Job - Identify each line below containing the string "this" and copy it.

Information supplied -
········
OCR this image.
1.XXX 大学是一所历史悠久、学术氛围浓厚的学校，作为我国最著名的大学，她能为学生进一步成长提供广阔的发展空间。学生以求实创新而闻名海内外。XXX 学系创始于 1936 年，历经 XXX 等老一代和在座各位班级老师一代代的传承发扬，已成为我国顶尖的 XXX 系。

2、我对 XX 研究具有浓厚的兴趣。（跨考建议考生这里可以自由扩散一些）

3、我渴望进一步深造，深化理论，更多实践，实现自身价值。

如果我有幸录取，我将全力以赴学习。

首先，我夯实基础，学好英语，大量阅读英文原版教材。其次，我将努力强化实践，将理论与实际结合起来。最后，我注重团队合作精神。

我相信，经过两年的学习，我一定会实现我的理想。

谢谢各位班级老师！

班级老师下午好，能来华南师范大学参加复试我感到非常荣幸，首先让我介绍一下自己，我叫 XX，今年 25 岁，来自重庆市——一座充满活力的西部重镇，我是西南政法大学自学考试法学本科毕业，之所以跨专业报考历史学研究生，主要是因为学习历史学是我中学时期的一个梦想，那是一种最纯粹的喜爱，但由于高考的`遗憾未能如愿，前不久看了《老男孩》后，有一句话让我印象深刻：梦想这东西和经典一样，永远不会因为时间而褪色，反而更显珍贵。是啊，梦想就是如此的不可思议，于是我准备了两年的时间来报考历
········
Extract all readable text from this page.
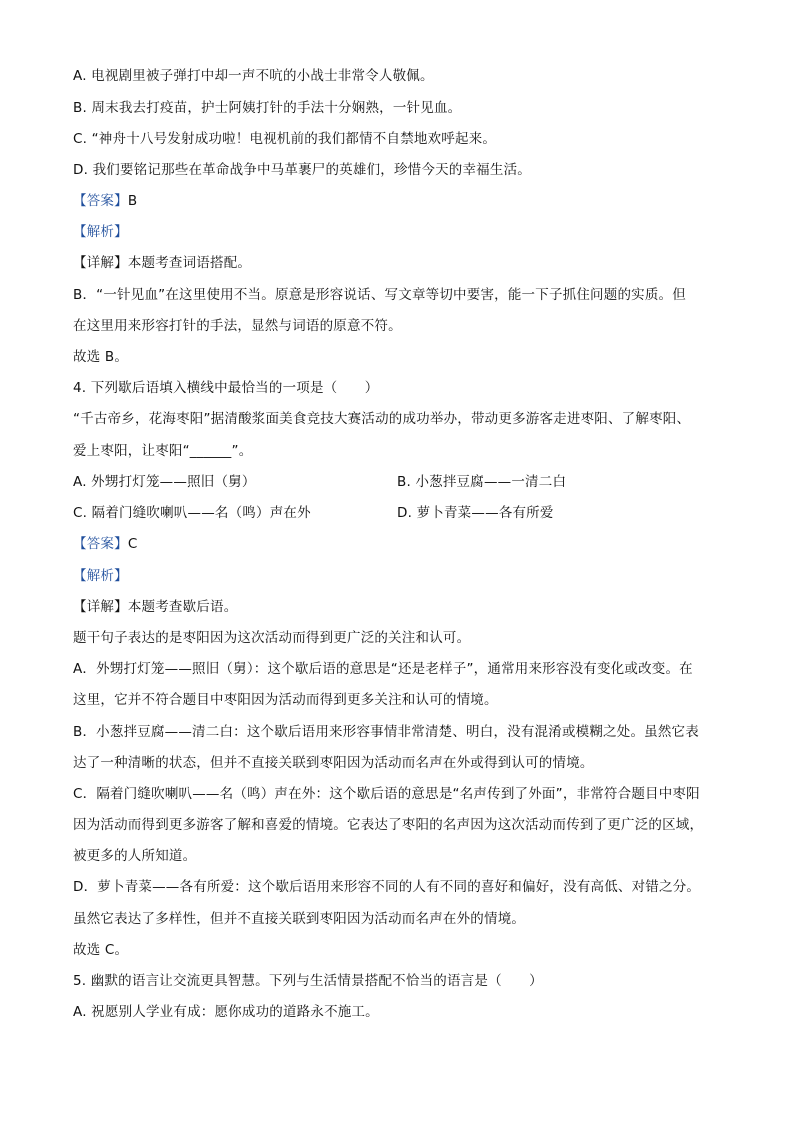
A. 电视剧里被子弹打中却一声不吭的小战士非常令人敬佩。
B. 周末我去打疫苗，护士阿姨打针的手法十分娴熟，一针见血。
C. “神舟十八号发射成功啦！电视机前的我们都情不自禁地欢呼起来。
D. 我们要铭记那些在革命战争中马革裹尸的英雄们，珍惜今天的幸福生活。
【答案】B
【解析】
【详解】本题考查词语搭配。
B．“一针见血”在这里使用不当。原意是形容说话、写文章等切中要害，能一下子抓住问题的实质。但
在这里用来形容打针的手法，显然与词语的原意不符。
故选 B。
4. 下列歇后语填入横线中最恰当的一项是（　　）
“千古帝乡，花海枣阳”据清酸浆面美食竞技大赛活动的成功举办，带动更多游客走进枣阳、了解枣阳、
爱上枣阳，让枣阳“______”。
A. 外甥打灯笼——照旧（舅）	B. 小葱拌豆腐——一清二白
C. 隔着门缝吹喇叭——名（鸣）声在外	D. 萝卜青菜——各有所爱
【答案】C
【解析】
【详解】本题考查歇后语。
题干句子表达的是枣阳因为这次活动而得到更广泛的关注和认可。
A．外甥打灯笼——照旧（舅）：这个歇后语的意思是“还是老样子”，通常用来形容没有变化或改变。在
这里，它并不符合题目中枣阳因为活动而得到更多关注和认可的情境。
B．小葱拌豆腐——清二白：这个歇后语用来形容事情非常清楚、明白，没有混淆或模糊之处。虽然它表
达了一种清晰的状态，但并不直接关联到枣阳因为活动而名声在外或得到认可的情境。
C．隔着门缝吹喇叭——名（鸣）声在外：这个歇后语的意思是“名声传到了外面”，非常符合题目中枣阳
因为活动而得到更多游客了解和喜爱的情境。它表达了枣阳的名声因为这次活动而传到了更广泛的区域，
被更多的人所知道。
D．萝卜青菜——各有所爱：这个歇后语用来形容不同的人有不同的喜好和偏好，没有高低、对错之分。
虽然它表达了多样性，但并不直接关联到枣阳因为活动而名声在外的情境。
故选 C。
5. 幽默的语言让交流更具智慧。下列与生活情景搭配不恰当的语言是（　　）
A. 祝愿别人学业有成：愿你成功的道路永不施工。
········
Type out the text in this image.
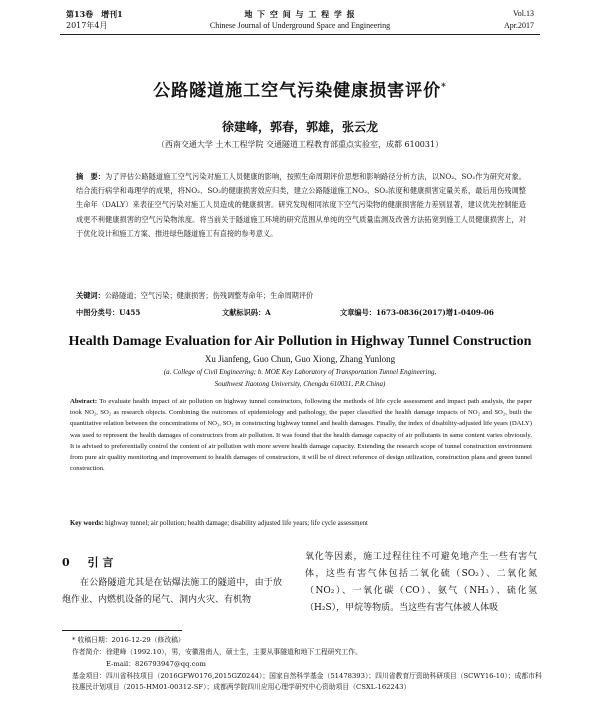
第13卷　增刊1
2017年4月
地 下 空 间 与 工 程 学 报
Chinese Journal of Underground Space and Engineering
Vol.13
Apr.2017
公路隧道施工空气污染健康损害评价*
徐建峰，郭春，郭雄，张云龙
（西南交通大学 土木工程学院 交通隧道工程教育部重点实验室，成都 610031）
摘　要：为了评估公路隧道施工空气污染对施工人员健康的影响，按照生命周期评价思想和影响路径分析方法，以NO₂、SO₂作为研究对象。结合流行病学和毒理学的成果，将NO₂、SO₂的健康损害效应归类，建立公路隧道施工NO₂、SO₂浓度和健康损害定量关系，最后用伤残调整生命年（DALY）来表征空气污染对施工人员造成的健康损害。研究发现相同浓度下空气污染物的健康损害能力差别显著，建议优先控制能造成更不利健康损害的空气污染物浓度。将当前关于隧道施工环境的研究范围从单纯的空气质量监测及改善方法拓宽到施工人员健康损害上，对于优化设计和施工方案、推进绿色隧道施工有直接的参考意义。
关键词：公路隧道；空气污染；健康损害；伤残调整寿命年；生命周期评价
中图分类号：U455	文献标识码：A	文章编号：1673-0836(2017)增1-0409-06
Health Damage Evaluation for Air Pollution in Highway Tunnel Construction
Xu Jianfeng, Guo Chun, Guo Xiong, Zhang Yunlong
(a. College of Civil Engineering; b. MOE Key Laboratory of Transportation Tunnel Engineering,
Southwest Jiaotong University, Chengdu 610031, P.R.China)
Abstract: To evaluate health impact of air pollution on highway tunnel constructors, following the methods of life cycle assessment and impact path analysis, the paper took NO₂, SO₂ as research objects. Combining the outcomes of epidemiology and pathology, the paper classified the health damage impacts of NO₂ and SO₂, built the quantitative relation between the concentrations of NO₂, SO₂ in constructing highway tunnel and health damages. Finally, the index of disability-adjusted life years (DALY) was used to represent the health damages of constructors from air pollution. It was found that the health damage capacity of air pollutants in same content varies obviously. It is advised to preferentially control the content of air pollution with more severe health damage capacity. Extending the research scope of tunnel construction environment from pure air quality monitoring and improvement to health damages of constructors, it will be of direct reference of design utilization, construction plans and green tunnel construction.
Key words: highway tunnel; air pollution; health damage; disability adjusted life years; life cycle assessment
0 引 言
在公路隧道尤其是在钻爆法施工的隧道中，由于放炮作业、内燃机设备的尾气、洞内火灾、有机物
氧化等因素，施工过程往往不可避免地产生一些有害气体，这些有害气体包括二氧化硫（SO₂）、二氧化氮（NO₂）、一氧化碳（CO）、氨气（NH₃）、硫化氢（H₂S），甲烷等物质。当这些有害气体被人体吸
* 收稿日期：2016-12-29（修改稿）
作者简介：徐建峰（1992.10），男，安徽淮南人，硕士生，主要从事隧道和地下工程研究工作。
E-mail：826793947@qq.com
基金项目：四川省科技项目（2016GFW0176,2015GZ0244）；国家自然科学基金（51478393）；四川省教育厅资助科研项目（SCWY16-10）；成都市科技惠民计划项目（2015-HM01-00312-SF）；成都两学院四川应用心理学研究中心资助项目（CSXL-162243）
········
Exercise output -
OCR this image.
Extract all readable text from this page.
Type out the text in this image.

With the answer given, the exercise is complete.